**Description of the task:** Copy the material below line for line without changing a character, and leave out the picture placeholders.

**Listings of boxed layout items:**
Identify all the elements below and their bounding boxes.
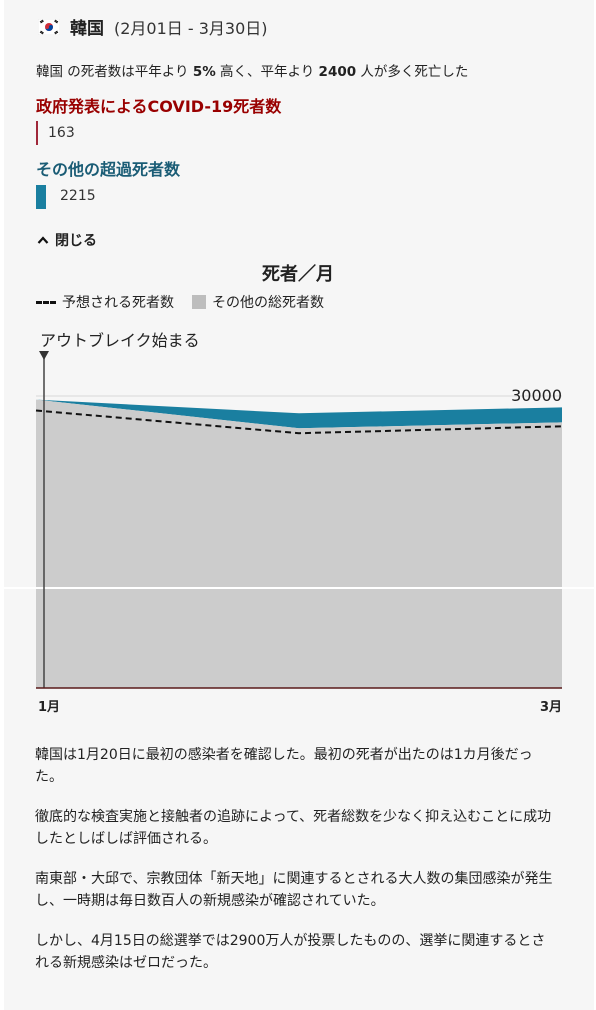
excess-deaths-title: その他の超過死者数: [36, 160, 181, 179]
expected-deaths-line: [35, 409, 563, 435]
legend-fill-swatch: [192, 295, 206, 309]
chart-title: 死者／月: [262, 264, 334, 285]
summary-middle: 高く、平年より: [215, 64, 319, 80]
summary-sentence: 韓国 の死者数は平年より 5% 高く、平年より 2400 人が多く死亡した: [36, 60, 468, 80]
covid-deaths-value: 163: [48, 125, 75, 141]
outbreak-annotation: アウトブレイク始まる: [40, 331, 200, 350]
article-paragraph: 韓国は1月20日に最初の感染者を確認した。最初の死者が出たのは1カ月後だった。: [35, 747, 533, 785]
excess-deaths-value: 2215: [60, 188, 96, 204]
outbreak-arrow-icon: [39, 351, 49, 360]
summary-percent: 5%: [192, 64, 216, 80]
collapse-toggle[interactable]: 閉じる: [37, 230, 97, 250]
total-deaths-area: [36, 399, 562, 688]
x-tick-label: 3月: [540, 700, 562, 715]
country-name: 韓国: [70, 19, 104, 39]
legend-dash-marker: [36, 300, 56, 304]
article-paragraph: 徹底的な検査実施と接触者の追跡によって、死者総数を少なく抑え込むことに成功したと…: [35, 809, 552, 847]
excess-deaths-area: [36, 399, 562, 429]
legend-total-label: その他の総死者数: [212, 295, 324, 311]
summary-suffix: 人が多く死亡した: [356, 64, 469, 80]
covid-deaths-bar: [36, 121, 38, 145]
x-tick-label: 1月: [38, 700, 60, 715]
collapse-label: 閉じる: [55, 233, 97, 249]
axis-labels: 30000 1月 3月: [38, 386, 562, 715]
article-paragraph: 南東部・大邱で、宗教団体「新天地」に関連するとされる大人数の集団感染が発生し、一…: [35, 871, 553, 909]
chevron-up-icon: [37, 236, 49, 244]
summary-excess: 2400: [318, 64, 357, 80]
chart-legend: 予想される死者数 その他の総死者数: [36, 292, 324, 312]
y-tick-label: 30000: [511, 386, 562, 405]
covid-deaths-title: 政府発表によるCOVID-19死者数: [36, 97, 282, 116]
date-range: (2月01日 - 3月30日): [114, 18, 268, 38]
summary-prefix: 韓国 の死者数は平年より: [36, 64, 193, 80]
article-paragraph: しかし、4月15日の総選挙では2900万人が投票したものの、選挙に関連するとされ…: [35, 933, 546, 971]
card-header: 韓国 (2月01日 - 3月30日): [38, 14, 268, 39]
south-korea-flag-icon: [38, 18, 60, 35]
legend-expected-label: 予想される死者数: [62, 295, 174, 311]
excess-deaths-bar: [36, 185, 46, 209]
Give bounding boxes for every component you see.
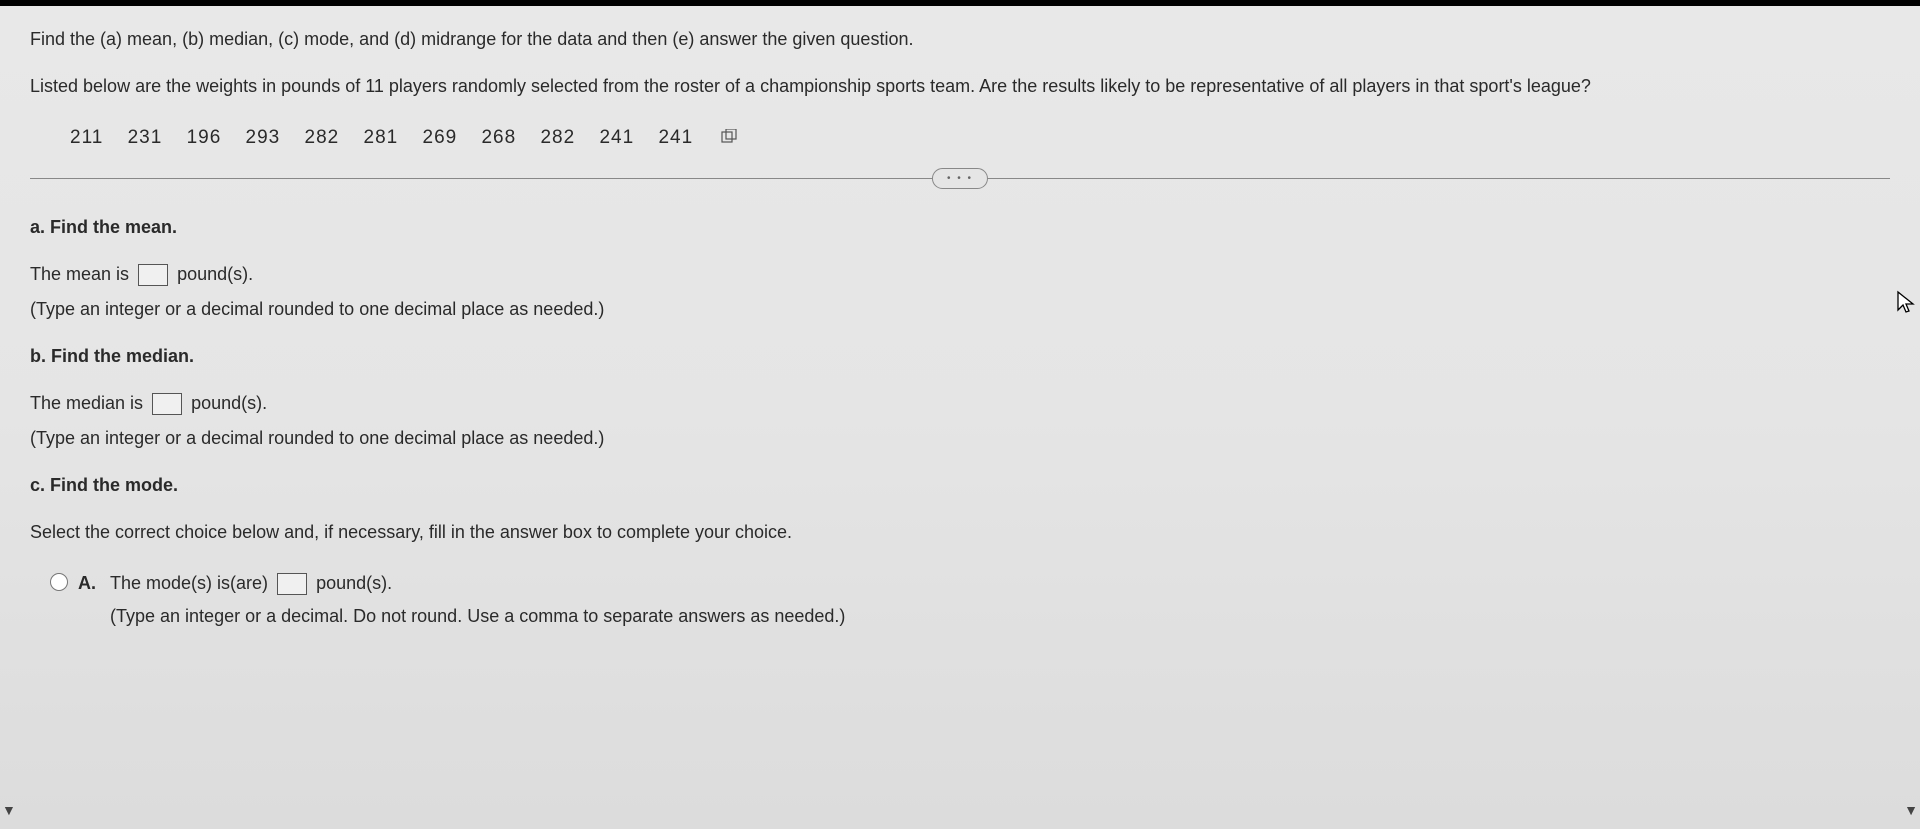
part-a-instruction: (Type an integer or a decimal rounded to… — [30, 296, 1890, 323]
part-b-label: b. Find the median. — [30, 343, 1890, 370]
part-c-label: c. Find the mode. — [30, 472, 1890, 499]
choice-a-prefix: The mode(s) is(are) — [110, 573, 268, 593]
data-value: 282 — [540, 127, 575, 148]
part-b-prefix: The median is — [30, 393, 143, 413]
expand-button[interactable]: • • • — [932, 168, 988, 189]
data-value: 282 — [305, 127, 340, 148]
question-context: Listed below are the weights in pounds o… — [30, 73, 1890, 100]
part-a-prefix: The mean is — [30, 264, 129, 284]
data-value: 196 — [187, 127, 222, 148]
data-value: 281 — [364, 127, 399, 148]
cursor-icon — [1896, 290, 1916, 324]
median-input[interactable] — [152, 393, 182, 415]
part-b-answer-line: The median is pound(s). — [30, 390, 1890, 417]
mean-input[interactable] — [138, 264, 168, 286]
data-value: 211 — [70, 127, 103, 148]
scroll-down-left-icon[interactable]: ▼ — [2, 800, 16, 821]
scroll-down-icon[interactable]: ▼ — [1904, 800, 1918, 821]
choice-a-row: A. The mode(s) is(are) pound(s). (Type a… — [30, 570, 1890, 630]
choice-a-instruction: (Type an integer or a decimal. Do not ro… — [110, 603, 1890, 630]
choice-a-text: The mode(s) is(are) pound(s). — [110, 570, 1890, 597]
choice-a-radio[interactable] — [50, 573, 68, 591]
question-content: Find the (a) mean, (b) median, (c) mode,… — [0, 6, 1920, 650]
data-value: 231 — [128, 127, 163, 148]
part-a-answer-line: The mean is pound(s). — [30, 261, 1890, 288]
choice-a-content: The mode(s) is(are) pound(s). (Type an i… — [110, 570, 1890, 630]
part-a-suffix: pound(s). — [177, 264, 253, 284]
choice-a-letter: A. — [78, 570, 96, 597]
part-b-suffix: pound(s). — [191, 393, 267, 413]
part-c-instruction: Select the correct choice below and, if … — [30, 519, 1890, 546]
data-value: 293 — [246, 127, 281, 148]
question-intro: Find the (a) mean, (b) median, (c) mode,… — [30, 26, 1890, 53]
data-value: 269 — [423, 127, 458, 148]
data-value: 241 — [599, 127, 634, 148]
mode-input[interactable] — [277, 573, 307, 595]
copy-icon[interactable] — [721, 124, 739, 153]
part-a-label: a. Find the mean. — [30, 214, 1890, 241]
section-divider: • • • — [30, 178, 1890, 179]
data-value: 241 — [658, 127, 693, 148]
choice-a-suffix: pound(s). — [316, 573, 392, 593]
data-values-row: 211 231 196 293 282 281 269 268 282 241 … — [30, 124, 1890, 153]
part-b-instruction: (Type an integer or a decimal rounded to… — [30, 425, 1890, 452]
data-value: 268 — [481, 127, 516, 148]
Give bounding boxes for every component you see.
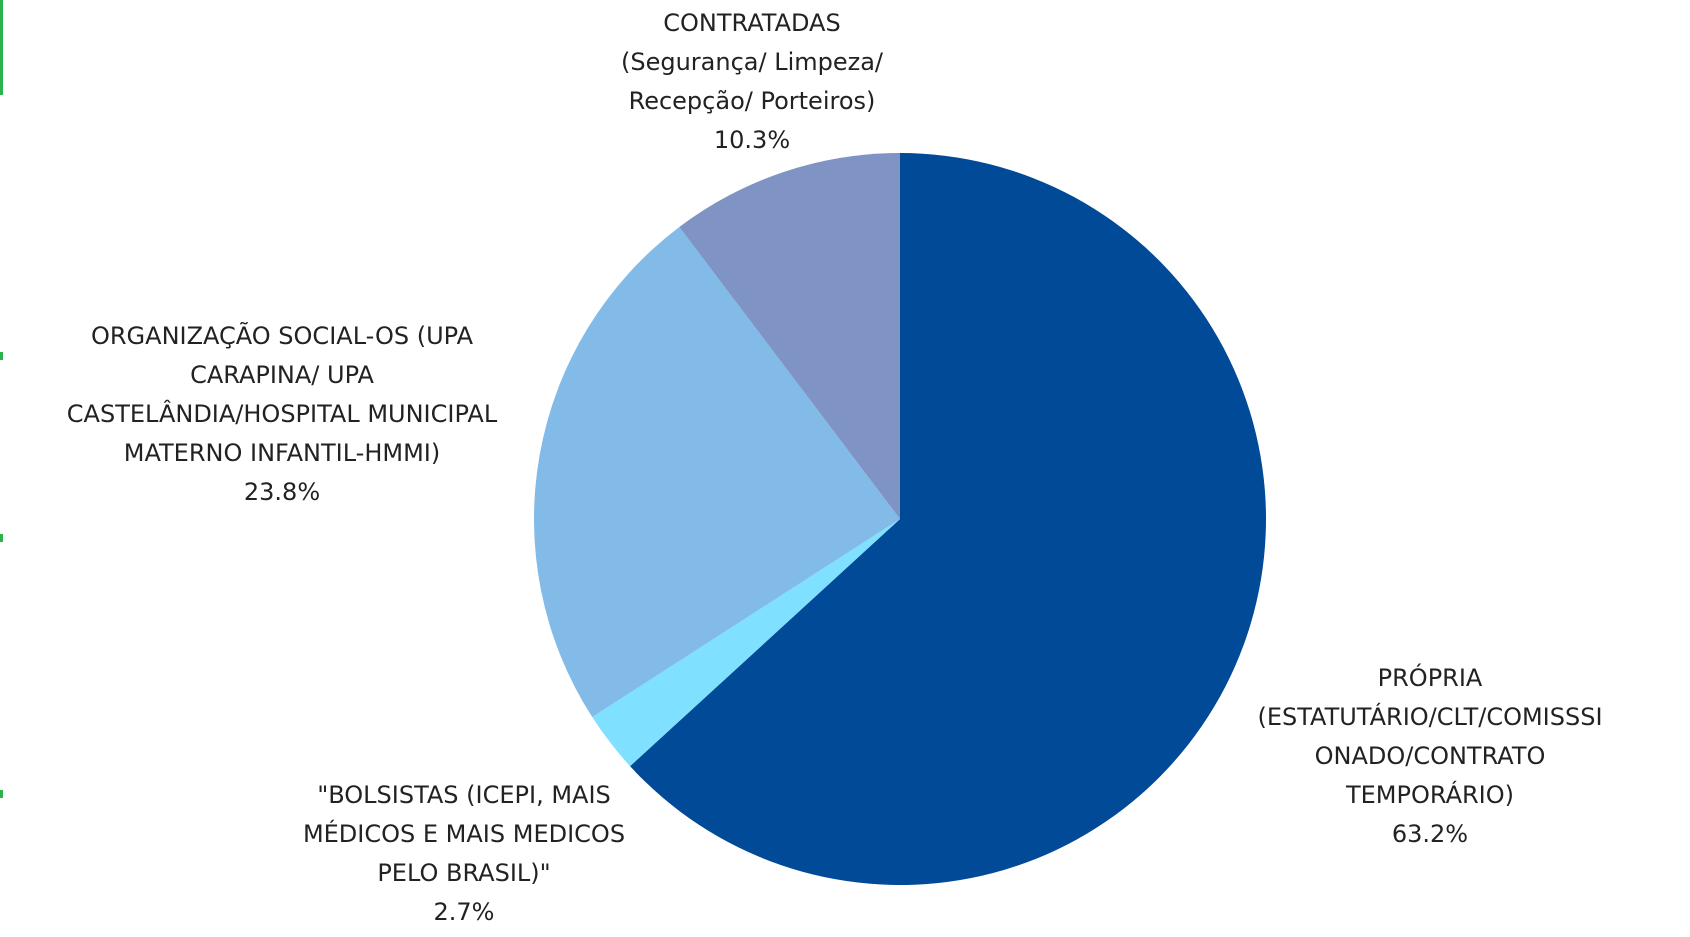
edge-mark	[0, 534, 3, 542]
category-label: "BOLSISTAS (ICEPI, MAIS MÉDICOS E MAIS M…	[302, 781, 626, 887]
value-label: 2.7%	[433, 898, 495, 926]
value-label: 10.3%	[713, 126, 791, 154]
value-label: 63.2%	[1391, 820, 1469, 848]
slice-label: ORGANIZAÇÃO SOCIAL-OS (UPA CARAPINA/ UPA…	[67, 317, 497, 512]
edge-mark	[0, 352, 3, 360]
slice-label: PRÓPRIA (ESTATUTÁRIO/CLT/COMISSSI ONADO/…	[1257, 659, 1602, 854]
category-label: PRÓPRIA (ESTATUTÁRIO/CLT/COMISSSI ONADO/…	[1257, 664, 1603, 809]
pie-slice	[534, 227, 900, 718]
pie-slice	[630, 153, 1266, 885]
slice-label: "BOLSISTAS (ICEPI, MAIS MÉDICOS E MAIS M…	[303, 776, 625, 932]
edge-mark	[0, 0, 3, 95]
slice-label: CONTRATADAS (Segurança/ Limpeza/ Recepçã…	[621, 4, 883, 160]
value-label: 23.8%	[243, 478, 321, 506]
category-label: ORGANIZAÇÃO SOCIAL-OS (UPA CARAPINA/ UPA…	[66, 322, 498, 467]
pie-slice	[592, 519, 900, 767]
pie-slice	[679, 153, 900, 519]
category-label: CONTRATADAS (Segurança/ Limpeza/ Recepçã…	[620, 9, 884, 115]
edge-mark	[0, 790, 3, 798]
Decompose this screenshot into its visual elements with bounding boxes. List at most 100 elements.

**Problem solution:**
Identify all the elements below and their bounding boxes.
excess-deaths-title: その他の超過死者数: [36, 160, 181, 179]
expected-deaths-line: [35, 409, 563, 435]
legend-fill-swatch: [192, 295, 206, 309]
chart-title: 死者／月: [262, 264, 334, 285]
summary-middle: 高く、平年より: [215, 64, 319, 80]
summary-sentence: 韓国 の死者数は平年より 5% 高く、平年より 2400 人が多く死亡した: [36, 60, 468, 80]
covid-deaths-value: 163: [48, 125, 75, 141]
outbreak-annotation: アウトブレイク始まる: [40, 331, 200, 350]
article-paragraph: 韓国は1月20日に最初の感染者を確認した。最初の死者が出たのは1カ月後だった。: [35, 747, 533, 785]
excess-deaths-value: 2215: [60, 188, 96, 204]
outbreak-arrow-icon: [39, 351, 49, 360]
summary-percent: 5%: [192, 64, 216, 80]
collapse-toggle[interactable]: 閉じる: [37, 230, 97, 250]
total-deaths-area: [36, 399, 562, 688]
x-tick-label: 3月: [540, 700, 562, 715]
country-name: 韓国: [70, 19, 104, 39]
legend-dash-marker: [36, 300, 56, 304]
article-paragraph: 徹底的な検査実施と接触者の追跡によって、死者総数を少なく抑え込むことに成功したと…: [35, 809, 552, 847]
excess-deaths-area: [36, 399, 562, 429]
legend-total-label: その他の総死者数: [212, 295, 324, 311]
summary-suffix: 人が多く死亡した: [356, 64, 469, 80]
covid-deaths-bar: [36, 121, 38, 145]
x-tick-label: 1月: [38, 700, 60, 715]
collapse-label: 閉じる: [55, 233, 97, 249]
axis-labels: 30000 1月 3月: [38, 386, 562, 715]
article-paragraph: 南東部・大邱で、宗教団体「新天地」に関連するとされる大人数の集団感染が発生し、一…: [35, 871, 553, 909]
chevron-up-icon: [37, 236, 49, 244]
summary-excess: 2400: [318, 64, 357, 80]
chart-legend: 予想される死者数 その他の総死者数: [36, 292, 324, 312]
y-tick-label: 30000: [511, 386, 562, 405]
covid-deaths-title: 政府発表によるCOVID-19死者数: [36, 97, 282, 116]
date-range: (2月01日 - 3月30日): [114, 18, 268, 38]
summary-prefix: 韓国 の死者数は平年より: [36, 64, 193, 80]
article-paragraph: しかし、4月15日の総選挙では2900万人が投票したものの、選挙に関連するとされ…: [35, 933, 546, 971]
card-header: 韓国 (2月01日 - 3月30日): [38, 14, 268, 39]
south-korea-flag-icon: [38, 18, 60, 35]
legend-expected-label: 予想される死者数: [62, 295, 174, 311]
excess-deaths-bar: [36, 185, 46, 209]
Give bounding boxes for every component you see.
part-a-instruction: (Type an integer or a decimal rounded to… — [30, 296, 1890, 323]
part-b-label: b. Find the median. — [30, 343, 1890, 370]
part-c-label: c. Find the mode. — [30, 472, 1890, 499]
choice-a-prefix: The mode(s) is(are) — [110, 573, 268, 593]
data-value: 282 — [540, 127, 575, 148]
part-b-prefix: The median is — [30, 393, 143, 413]
expand-button[interactable]: • • • — [932, 168, 988, 189]
data-value: 282 — [305, 127, 340, 148]
question-context: Listed below are the weights in pounds o… — [30, 73, 1890, 100]
part-a-prefix: The mean is — [30, 264, 129, 284]
data-value: 196 — [187, 127, 222, 148]
data-value: 281 — [364, 127, 399, 148]
cursor-icon — [1896, 290, 1916, 324]
median-input[interactable] — [152, 393, 182, 415]
part-b-answer-line: The median is pound(s). — [30, 390, 1890, 417]
mean-input[interactable] — [138, 264, 168, 286]
data-value: 211 — [70, 127, 103, 148]
scroll-down-left-icon[interactable]: ▼ — [2, 800, 16, 821]
scroll-down-icon[interactable]: ▼ — [1904, 800, 1918, 821]
choice-a-row: A. The mode(s) is(are) pound(s). (Type a… — [30, 570, 1890, 630]
choice-a-instruction: (Type an integer or a decimal. Do not ro… — [110, 603, 1890, 630]
choice-a-text: The mode(s) is(are) pound(s). — [110, 570, 1890, 597]
choice-a-radio[interactable] — [50, 573, 68, 591]
question-content: Find the (a) mean, (b) median, (c) mode,… — [0, 6, 1920, 650]
data-value: 231 — [128, 127, 163, 148]
part-a-answer-line: The mean is pound(s). — [30, 261, 1890, 288]
choice-a-content: The mode(s) is(are) pound(s). (Type an i… — [110, 570, 1890, 630]
part-a-suffix: pound(s). — [177, 264, 253, 284]
choice-a-letter: A. — [78, 570, 96, 597]
part-b-suffix: pound(s). — [191, 393, 267, 413]
part-c-instruction: Select the correct choice below and, if … — [30, 519, 1890, 546]
data-value: 293 — [246, 127, 281, 148]
question-intro: Find the (a) mean, (b) median, (c) mode,… — [30, 26, 1890, 53]
data-value: 269 — [423, 127, 458, 148]
data-value: 241 — [599, 127, 634, 148]
mode-input[interactable] — [277, 573, 307, 595]
copy-icon[interactable] — [721, 124, 739, 153]
part-a-label: a. Find the mean. — [30, 214, 1890, 241]
section-divider: • • • — [30, 178, 1890, 179]
data-value: 241 — [658, 127, 693, 148]
choice-a-suffix: pound(s). — [316, 573, 392, 593]
data-values-row: 211 231 196 293 282 281 269 268 282 241 … — [30, 124, 1890, 153]
part-b-instruction: (Type an integer or a decimal rounded to… — [30, 425, 1890, 452]
data-value: 268 — [481, 127, 516, 148]
Give bounding boxes for every component you see.
edge-mark	[0, 534, 3, 542]
category-label: "BOLSISTAS (ICEPI, MAIS MÉDICOS E MAIS M…	[302, 781, 626, 887]
value-label: 2.7%	[433, 898, 495, 926]
value-label: 10.3%	[713, 126, 791, 154]
value-label: 63.2%	[1391, 820, 1469, 848]
slice-label: ORGANIZAÇÃO SOCIAL-OS (UPA CARAPINA/ UPA…	[67, 317, 497, 512]
edge-mark	[0, 352, 3, 360]
slice-label: PRÓPRIA (ESTATUTÁRIO/CLT/COMISSSI ONADO/…	[1257, 659, 1602, 854]
category-label: PRÓPRIA (ESTATUTÁRIO/CLT/COMISSSI ONADO/…	[1257, 664, 1603, 809]
pie-slice	[534, 227, 900, 718]
pie-slice	[630, 153, 1266, 885]
slice-label: "BOLSISTAS (ICEPI, MAIS MÉDICOS E MAIS M…	[303, 776, 625, 932]
edge-mark	[0, 0, 3, 95]
slice-label: CONTRATADAS (Segurança/ Limpeza/ Recepçã…	[621, 4, 883, 160]
value-label: 23.8%	[243, 478, 321, 506]
category-label: ORGANIZAÇÃO SOCIAL-OS (UPA CARAPINA/ UPA…	[66, 322, 498, 467]
pie-slice	[592, 519, 900, 767]
pie-slice	[679, 153, 900, 519]
category-label: CONTRATADAS (Segurança/ Limpeza/ Recepçã…	[620, 9, 884, 115]
edge-mark	[0, 790, 3, 798]
Decompose this screenshot into its visual elements with bounding boxes. List at most 100 elements.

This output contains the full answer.